Given problem
Extract every entry word for word.

· · ·

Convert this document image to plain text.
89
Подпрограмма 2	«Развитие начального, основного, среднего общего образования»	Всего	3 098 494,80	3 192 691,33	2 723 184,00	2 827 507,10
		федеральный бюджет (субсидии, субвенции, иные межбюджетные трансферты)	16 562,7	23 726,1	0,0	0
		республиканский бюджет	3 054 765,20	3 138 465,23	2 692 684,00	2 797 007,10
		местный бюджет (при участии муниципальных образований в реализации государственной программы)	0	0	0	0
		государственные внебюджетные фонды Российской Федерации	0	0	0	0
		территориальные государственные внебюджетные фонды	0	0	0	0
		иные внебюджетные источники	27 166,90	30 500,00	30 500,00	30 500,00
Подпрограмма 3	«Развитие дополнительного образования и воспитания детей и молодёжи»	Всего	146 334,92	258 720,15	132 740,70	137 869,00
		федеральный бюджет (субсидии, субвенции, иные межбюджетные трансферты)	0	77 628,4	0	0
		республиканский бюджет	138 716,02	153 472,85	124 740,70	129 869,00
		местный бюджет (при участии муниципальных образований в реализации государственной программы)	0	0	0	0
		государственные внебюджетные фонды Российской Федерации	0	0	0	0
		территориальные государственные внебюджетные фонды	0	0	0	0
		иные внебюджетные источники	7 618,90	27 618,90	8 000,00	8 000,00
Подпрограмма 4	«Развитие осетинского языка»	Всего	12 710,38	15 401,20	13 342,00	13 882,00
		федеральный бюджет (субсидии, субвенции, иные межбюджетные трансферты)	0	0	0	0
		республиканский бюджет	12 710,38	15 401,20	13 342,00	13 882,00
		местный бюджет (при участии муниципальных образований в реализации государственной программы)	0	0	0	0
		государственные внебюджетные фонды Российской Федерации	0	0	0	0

· · ·

Response to the exercise
Convert this document image to plain text.
89
Подпрограмма 2	«Развитие начального, основного, среднего общего образования»	Всего	3 098 494,80	3 192 691,33	2 723 184,00	2 827 507,10
		федеральный бюджет (субсидии, субвенции, иные межбюджетные трансферты)	16 562,7	23 726,1	0,0	0
		республиканский бюджет	3 054 765,20	3 138 465,23	2 692 684,00	2 797 007,10
		местный бюджет (при участии муниципальных образований в реализации государственной программы)	0	0	0	0
		государственные внебюджетные фонды Российской Федерации	0	0	0	0
		территориальные государственные внебюджетные фонды	0	0	0	0
		иные внебюджетные источники	27 166,90	30 500,00	30 500,00	30 500,00
Подпрограмма 3	«Развитие дополнительного образования и воспитания детей и молодёжи»	Всего	146 334,92	258 720,15	132 740,70	137 869,00
		федеральный бюджет (субсидии, субвенции, иные межбюджетные трансферты)	0	77 628,4	0	0
		республиканский бюджет	138 716,02	153 472,85	124 740,70	129 869,00
		местный бюджет (при участии муниципальных образований в реализации государственной программы)	0	0	0	0
		государственные внебюджетные фонды Российской Федерации	0	0	0	0
		территориальные государственные внебюджетные фонды	0	0	0	0
		иные внебюджетные источники	7 618,90	27 618,90	8 000,00	8 000,00
Подпрограмма 4	«Развитие осетинского языка»	Всего	12 710,38	15 401,20	13 342,00	13 882,00
		федеральный бюджет (субсидии, субвенции, иные межбюджетные трансферты)	0	0	0	0
		республиканский бюджет	12 710,38	15 401,20	13 342,00	13 882,00
		местный бюджет (при участии муниципальных образований в реализации государственной программы)	0	0	0	0
		государственные внебюджетные фонды Российской Федерации	0	0	0	0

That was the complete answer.